→ **Work to be completed**:
Transcribe the records below line for line, keeping every character unchanged, and leave the pictures out of the copy.

→ **Working data**:
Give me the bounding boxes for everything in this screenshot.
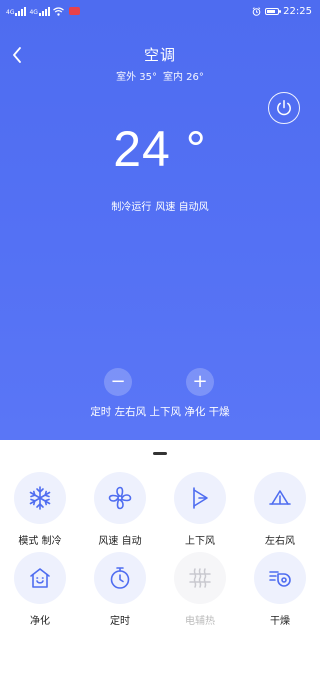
network-type-label: 4G xyxy=(6,8,15,16)
purify-label: 净化 xyxy=(30,616,50,627)
horizontal-swing-label: 左右风 xyxy=(265,536,295,547)
fan-speed-label: 风速 自动 xyxy=(98,536,142,547)
wifi-icon xyxy=(53,6,64,16)
fan-speed-status: 风速 自动风 xyxy=(155,202,209,213)
outdoor-temperature: 室外 35° xyxy=(116,72,157,83)
cell-signal-icon-1: 4G xyxy=(6,6,27,16)
increase-temperature-button[interactable]: + xyxy=(186,368,214,396)
power-icon xyxy=(277,100,291,116)
electric-heat-icon xyxy=(174,552,226,604)
vertical-swing-icon xyxy=(174,472,226,524)
drag-handle[interactable] xyxy=(153,452,167,455)
snowflake-icon xyxy=(14,472,66,524)
status-bar: 4G 4G 22:25 xyxy=(0,0,320,22)
indoor-temperature: 室内 26° xyxy=(163,72,204,83)
running-mode: 制冷运行 xyxy=(111,202,152,213)
timer-label: 定时 xyxy=(110,616,130,627)
fan-icon xyxy=(94,472,146,524)
active-functions-summary: 定时 左右风 上下风 净化 干燥 xyxy=(90,406,230,418)
target-temperature: 24 ° xyxy=(113,121,207,177)
room-temperature-info: 室外 35° 室内 26° xyxy=(0,68,320,83)
network-type-label-2: 4G xyxy=(29,8,38,16)
horizontal-swing-button[interactable]: 左右风 xyxy=(240,472,320,552)
timer-icon xyxy=(94,552,146,604)
page-title: 空调 xyxy=(143,46,176,64)
status-icons-left: 4G 4G xyxy=(6,6,80,16)
dry-button[interactable]: 干燥 xyxy=(240,552,320,632)
electric-heat-button[interactable]: 电辅热 xyxy=(160,552,240,632)
timer-button[interactable]: 定时 xyxy=(80,552,160,632)
dry-icon xyxy=(254,552,306,604)
vertical-swing-label: 上下风 xyxy=(185,536,215,547)
running-status: 制冷运行 风速 自动风 xyxy=(0,198,320,213)
horizontal-swing-icon xyxy=(254,472,306,524)
cell-signal-icon-2: 4G xyxy=(29,6,50,16)
purify-button[interactable]: 净化 xyxy=(0,552,80,632)
record-badge-icon xyxy=(68,7,80,15)
alarm-icon xyxy=(252,6,261,16)
dry-label: 干燥 xyxy=(270,616,290,627)
mode-button[interactable]: 模式 制冷 xyxy=(0,472,80,552)
clock-time: 22:25 xyxy=(283,5,312,17)
decrease-temperature-button[interactable]: − xyxy=(104,368,132,396)
fan-speed-button[interactable]: 风速 自动 xyxy=(80,472,160,552)
battery-icon xyxy=(265,7,282,15)
vertical-swing-button[interactable]: 上下风 xyxy=(160,472,240,552)
purify-icon xyxy=(14,552,66,604)
mode-label: 模式 制冷 xyxy=(18,536,62,547)
ac-control-panel: 4G 4G 22:25 空调 室外 35° 室内 26° 24 ° 制冷运行 风… xyxy=(0,0,320,440)
status-icons-right: 22:25 xyxy=(252,6,312,17)
function-panel: 模式 制冷 风速 自动 上下风 左右风 净化 定时 电辅热 干燥 xyxy=(0,440,320,694)
electric-heat-label: 电辅热 xyxy=(185,616,215,627)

→ **Exercise result**:
Give me the bounding boxes for everything in this screenshot.
network-type-label: 4G xyxy=(6,8,15,16)
purify-label: 净化 xyxy=(30,616,50,627)
horizontal-swing-label: 左右风 xyxy=(265,536,295,547)
fan-speed-label: 风速 自动 xyxy=(98,536,142,547)
wifi-icon xyxy=(53,6,64,16)
fan-speed-status: 风速 自动风 xyxy=(155,202,209,213)
outdoor-temperature: 室外 35° xyxy=(116,72,157,83)
cell-signal-icon-1: 4G xyxy=(6,6,27,16)
increase-temperature-button[interactable]: + xyxy=(186,368,214,396)
power-icon xyxy=(277,100,291,116)
electric-heat-icon xyxy=(174,552,226,604)
vertical-swing-icon xyxy=(174,472,226,524)
drag-handle[interactable] xyxy=(153,452,167,455)
snowflake-icon xyxy=(14,472,66,524)
status-bar: 4G 4G 22:25 xyxy=(0,0,320,22)
indoor-temperature: 室内 26° xyxy=(163,72,204,83)
running-mode: 制冷运行 xyxy=(111,202,152,213)
timer-label: 定时 xyxy=(110,616,130,627)
fan-icon xyxy=(94,472,146,524)
active-functions-summary: 定时 左右风 上下风 净化 干燥 xyxy=(90,406,230,418)
target-temperature: 24 ° xyxy=(113,121,207,177)
room-temperature-info: 室外 35° 室内 26° xyxy=(0,68,320,83)
network-type-label-2: 4G xyxy=(29,8,38,16)
horizontal-swing-button[interactable]: 左右风 xyxy=(240,472,320,552)
timer-icon xyxy=(94,552,146,604)
page-title: 空调 xyxy=(143,46,176,64)
status-icons-left: 4G 4G xyxy=(6,6,80,16)
dry-button[interactable]: 干燥 xyxy=(240,552,320,632)
electric-heat-button[interactable]: 电辅热 xyxy=(160,552,240,632)
timer-button[interactable]: 定时 xyxy=(80,552,160,632)
dry-icon xyxy=(254,552,306,604)
vertical-swing-label: 上下风 xyxy=(185,536,215,547)
running-status: 制冷运行 风速 自动风 xyxy=(0,198,320,213)
horizontal-swing-icon xyxy=(254,472,306,524)
cell-signal-icon-2: 4G xyxy=(29,6,50,16)
purify-button[interactable]: 净化 xyxy=(0,552,80,632)
record-badge-icon xyxy=(68,7,80,15)
alarm-icon xyxy=(252,6,261,16)
dry-label: 干燥 xyxy=(270,616,290,627)
mode-button[interactable]: 模式 制冷 xyxy=(0,472,80,552)
clock-time: 22:25 xyxy=(283,5,312,17)
decrease-temperature-button[interactable]: − xyxy=(104,368,132,396)
fan-speed-button[interactable]: 风速 自动 xyxy=(80,472,160,552)
battery-icon xyxy=(265,7,282,15)
vertical-swing-button[interactable]: 上下风 xyxy=(160,472,240,552)
purify-icon xyxy=(14,552,66,604)
mode-label: 模式 制冷 xyxy=(18,536,62,547)
ac-control-panel: 4G 4G 22:25 空调 室外 35° 室内 26° 24 ° 制冷运行 风… xyxy=(0,0,320,440)
status-icons-right: 22:25 xyxy=(252,6,312,17)
function-panel: 模式 制冷 风速 自动 上下风 左右风 净化 定时 电辅热 干燥 xyxy=(0,440,320,694)
electric-heat-label: 电辅热 xyxy=(185,616,215,627)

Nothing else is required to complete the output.